WHAT TO DO: Below are the records; collect from them each line containing the string "should".

Data entries:
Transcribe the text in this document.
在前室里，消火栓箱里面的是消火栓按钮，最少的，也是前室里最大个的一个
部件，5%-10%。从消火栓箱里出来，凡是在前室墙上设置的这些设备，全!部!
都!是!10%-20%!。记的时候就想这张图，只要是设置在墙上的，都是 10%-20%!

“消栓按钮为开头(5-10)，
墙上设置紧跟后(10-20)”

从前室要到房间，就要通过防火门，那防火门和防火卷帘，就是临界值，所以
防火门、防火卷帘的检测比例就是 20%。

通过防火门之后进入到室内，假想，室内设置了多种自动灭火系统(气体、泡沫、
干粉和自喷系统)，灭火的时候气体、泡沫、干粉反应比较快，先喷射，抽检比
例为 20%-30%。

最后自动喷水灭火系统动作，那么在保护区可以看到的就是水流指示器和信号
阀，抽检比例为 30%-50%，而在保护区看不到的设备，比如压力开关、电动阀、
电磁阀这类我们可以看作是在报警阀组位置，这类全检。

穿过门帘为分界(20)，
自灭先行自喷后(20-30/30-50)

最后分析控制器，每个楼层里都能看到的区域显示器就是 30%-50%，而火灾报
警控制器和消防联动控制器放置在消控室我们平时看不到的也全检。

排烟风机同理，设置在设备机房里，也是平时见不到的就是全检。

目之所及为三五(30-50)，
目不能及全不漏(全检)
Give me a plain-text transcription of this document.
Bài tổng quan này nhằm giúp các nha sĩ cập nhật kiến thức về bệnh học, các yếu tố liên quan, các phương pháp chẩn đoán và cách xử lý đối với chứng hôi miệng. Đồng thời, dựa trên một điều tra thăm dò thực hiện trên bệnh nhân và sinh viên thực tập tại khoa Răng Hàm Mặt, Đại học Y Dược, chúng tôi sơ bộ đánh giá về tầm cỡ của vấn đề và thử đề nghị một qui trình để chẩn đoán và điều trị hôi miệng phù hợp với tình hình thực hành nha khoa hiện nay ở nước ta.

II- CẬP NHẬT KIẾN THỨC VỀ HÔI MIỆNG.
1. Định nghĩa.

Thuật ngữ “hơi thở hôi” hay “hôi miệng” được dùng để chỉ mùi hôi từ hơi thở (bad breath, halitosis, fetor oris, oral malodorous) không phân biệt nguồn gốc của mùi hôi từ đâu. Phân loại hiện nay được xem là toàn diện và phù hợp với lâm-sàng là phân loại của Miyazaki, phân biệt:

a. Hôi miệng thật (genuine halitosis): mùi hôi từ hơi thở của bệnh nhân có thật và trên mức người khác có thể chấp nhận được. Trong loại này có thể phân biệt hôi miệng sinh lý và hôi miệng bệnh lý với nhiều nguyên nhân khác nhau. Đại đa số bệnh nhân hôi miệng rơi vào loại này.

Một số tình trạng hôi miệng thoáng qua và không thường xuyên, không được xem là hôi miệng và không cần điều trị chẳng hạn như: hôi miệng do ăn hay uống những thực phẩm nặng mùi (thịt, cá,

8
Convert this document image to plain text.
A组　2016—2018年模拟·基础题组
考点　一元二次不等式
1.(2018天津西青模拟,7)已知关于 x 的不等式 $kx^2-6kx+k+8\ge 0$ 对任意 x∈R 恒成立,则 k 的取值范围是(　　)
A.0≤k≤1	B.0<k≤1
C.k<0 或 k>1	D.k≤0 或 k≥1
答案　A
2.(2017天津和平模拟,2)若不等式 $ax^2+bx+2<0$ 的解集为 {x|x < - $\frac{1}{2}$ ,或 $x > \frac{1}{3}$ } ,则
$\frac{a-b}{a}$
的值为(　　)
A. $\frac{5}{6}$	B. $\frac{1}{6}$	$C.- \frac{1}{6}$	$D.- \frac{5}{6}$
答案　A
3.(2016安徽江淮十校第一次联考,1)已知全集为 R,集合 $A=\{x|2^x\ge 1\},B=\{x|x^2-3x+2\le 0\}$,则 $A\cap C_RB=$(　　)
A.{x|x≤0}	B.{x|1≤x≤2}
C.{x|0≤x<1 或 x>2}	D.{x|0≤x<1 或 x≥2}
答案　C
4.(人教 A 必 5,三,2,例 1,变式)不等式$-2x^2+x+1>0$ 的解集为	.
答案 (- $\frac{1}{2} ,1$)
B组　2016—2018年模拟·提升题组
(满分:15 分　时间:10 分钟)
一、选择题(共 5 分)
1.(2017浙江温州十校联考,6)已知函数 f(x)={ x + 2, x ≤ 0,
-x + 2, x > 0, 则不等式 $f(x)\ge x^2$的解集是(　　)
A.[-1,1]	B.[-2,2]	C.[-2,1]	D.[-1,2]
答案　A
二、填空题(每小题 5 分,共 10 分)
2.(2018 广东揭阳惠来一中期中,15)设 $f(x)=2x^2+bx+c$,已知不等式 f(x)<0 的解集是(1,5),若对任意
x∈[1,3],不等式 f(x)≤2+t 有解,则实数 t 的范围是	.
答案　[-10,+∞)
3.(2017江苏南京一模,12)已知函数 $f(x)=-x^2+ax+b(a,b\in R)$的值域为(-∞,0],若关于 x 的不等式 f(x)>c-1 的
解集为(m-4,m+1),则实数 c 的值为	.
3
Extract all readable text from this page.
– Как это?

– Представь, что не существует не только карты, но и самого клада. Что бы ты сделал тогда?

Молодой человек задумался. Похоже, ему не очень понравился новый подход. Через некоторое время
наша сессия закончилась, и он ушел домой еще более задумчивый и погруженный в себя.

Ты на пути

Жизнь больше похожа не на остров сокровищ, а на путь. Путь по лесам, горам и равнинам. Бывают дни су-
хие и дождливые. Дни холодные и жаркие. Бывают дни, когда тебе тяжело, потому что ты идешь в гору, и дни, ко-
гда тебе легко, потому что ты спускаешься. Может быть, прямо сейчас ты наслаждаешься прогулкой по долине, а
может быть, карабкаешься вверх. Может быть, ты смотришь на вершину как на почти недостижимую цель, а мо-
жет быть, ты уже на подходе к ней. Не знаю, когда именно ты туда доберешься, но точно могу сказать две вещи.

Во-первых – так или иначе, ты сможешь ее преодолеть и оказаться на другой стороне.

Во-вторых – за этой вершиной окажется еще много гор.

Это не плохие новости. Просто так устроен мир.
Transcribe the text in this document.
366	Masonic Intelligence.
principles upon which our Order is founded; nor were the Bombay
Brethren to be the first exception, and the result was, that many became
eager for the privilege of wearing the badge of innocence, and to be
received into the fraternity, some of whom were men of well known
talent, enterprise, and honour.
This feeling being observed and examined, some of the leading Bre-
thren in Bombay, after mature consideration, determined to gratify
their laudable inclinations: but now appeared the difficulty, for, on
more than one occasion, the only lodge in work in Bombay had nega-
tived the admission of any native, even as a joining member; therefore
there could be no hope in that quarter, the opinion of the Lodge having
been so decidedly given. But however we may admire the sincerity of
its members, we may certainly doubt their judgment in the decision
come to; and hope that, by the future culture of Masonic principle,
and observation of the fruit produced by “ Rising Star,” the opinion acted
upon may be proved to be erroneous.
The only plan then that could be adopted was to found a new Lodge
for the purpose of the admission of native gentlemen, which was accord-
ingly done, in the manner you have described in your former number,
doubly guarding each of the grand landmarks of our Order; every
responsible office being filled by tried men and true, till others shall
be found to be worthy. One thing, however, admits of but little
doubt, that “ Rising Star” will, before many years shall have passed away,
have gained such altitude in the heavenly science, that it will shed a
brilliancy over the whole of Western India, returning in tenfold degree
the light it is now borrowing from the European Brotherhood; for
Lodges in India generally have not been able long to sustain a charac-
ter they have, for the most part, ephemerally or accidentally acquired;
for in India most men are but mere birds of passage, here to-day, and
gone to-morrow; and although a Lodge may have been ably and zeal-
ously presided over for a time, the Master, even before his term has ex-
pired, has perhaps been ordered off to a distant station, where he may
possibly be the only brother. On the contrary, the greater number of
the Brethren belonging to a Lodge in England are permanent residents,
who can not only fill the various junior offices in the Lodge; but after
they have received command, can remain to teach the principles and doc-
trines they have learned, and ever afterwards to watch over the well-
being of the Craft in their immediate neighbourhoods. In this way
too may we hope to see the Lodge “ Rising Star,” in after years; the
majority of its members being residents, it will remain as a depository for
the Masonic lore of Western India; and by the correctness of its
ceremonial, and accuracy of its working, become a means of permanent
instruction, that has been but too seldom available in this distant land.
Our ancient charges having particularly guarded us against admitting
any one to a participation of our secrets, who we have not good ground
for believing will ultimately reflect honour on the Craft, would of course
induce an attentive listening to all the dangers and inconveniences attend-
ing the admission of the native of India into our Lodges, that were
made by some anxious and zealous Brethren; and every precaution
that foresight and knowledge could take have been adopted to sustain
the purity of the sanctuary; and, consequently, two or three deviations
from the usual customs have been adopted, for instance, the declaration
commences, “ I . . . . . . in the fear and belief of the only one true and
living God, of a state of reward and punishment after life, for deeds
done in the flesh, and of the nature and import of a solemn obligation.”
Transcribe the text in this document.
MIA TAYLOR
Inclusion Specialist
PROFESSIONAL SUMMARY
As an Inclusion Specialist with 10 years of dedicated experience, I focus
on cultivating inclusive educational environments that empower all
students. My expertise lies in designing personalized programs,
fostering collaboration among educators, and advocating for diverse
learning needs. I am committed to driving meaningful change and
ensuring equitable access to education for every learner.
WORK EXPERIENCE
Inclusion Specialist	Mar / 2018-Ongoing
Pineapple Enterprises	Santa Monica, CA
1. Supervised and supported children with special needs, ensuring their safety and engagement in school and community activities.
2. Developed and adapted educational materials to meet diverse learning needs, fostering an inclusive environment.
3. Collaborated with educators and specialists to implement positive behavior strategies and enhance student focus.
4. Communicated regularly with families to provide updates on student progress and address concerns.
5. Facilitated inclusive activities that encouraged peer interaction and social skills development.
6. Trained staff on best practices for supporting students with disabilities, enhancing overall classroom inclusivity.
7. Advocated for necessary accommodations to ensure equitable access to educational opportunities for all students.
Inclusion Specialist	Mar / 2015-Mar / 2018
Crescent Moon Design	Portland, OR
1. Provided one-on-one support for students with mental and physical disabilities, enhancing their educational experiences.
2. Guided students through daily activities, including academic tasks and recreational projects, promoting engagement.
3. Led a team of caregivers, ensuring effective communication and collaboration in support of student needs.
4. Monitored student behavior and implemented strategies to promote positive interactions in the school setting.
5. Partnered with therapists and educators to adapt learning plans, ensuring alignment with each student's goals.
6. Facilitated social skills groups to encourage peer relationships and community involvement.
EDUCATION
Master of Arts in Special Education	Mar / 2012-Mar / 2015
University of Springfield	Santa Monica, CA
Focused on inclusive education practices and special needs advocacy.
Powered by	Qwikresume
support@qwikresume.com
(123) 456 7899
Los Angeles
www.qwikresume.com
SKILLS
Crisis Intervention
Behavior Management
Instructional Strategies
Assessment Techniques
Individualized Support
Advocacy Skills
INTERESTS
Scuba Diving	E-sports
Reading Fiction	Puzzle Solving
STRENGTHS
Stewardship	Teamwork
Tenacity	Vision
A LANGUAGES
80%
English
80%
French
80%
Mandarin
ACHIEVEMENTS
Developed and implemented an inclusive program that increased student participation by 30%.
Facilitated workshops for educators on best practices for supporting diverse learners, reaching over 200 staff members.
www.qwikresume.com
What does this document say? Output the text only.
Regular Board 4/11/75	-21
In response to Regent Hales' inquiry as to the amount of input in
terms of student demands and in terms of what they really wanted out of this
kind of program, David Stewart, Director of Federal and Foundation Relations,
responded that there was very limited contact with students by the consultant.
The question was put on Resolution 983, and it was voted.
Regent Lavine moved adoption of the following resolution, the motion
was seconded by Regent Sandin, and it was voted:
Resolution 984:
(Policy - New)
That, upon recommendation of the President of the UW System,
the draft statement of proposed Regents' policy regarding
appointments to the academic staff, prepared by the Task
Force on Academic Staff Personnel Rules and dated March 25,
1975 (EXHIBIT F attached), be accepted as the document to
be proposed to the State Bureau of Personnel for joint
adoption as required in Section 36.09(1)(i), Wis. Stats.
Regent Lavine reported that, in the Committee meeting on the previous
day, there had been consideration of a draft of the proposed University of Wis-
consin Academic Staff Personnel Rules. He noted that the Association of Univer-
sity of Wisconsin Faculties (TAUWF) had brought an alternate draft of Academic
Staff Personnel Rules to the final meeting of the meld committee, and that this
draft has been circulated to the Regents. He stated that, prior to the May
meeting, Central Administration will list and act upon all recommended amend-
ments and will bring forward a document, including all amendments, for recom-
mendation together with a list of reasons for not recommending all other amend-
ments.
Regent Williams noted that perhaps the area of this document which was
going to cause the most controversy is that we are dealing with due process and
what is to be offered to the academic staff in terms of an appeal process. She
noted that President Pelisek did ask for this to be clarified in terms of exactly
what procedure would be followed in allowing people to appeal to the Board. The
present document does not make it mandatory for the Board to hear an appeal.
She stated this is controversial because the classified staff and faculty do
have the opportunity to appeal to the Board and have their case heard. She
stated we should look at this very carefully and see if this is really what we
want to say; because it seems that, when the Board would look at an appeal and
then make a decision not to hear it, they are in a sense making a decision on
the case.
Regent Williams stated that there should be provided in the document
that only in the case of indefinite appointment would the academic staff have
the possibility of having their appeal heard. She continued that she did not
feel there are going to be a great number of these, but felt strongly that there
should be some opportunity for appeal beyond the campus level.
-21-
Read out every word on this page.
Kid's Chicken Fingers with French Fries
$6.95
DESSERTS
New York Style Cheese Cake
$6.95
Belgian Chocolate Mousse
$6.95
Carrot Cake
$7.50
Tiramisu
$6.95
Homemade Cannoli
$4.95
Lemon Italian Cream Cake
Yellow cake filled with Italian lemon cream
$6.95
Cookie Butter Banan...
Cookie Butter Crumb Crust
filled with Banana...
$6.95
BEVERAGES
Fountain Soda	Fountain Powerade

ANSWER:
stated we should look at this very carefully and see if this is really what we
Regent Williams stated that there should be provided in the document
should be some opportunity for appeal beyond the campus level.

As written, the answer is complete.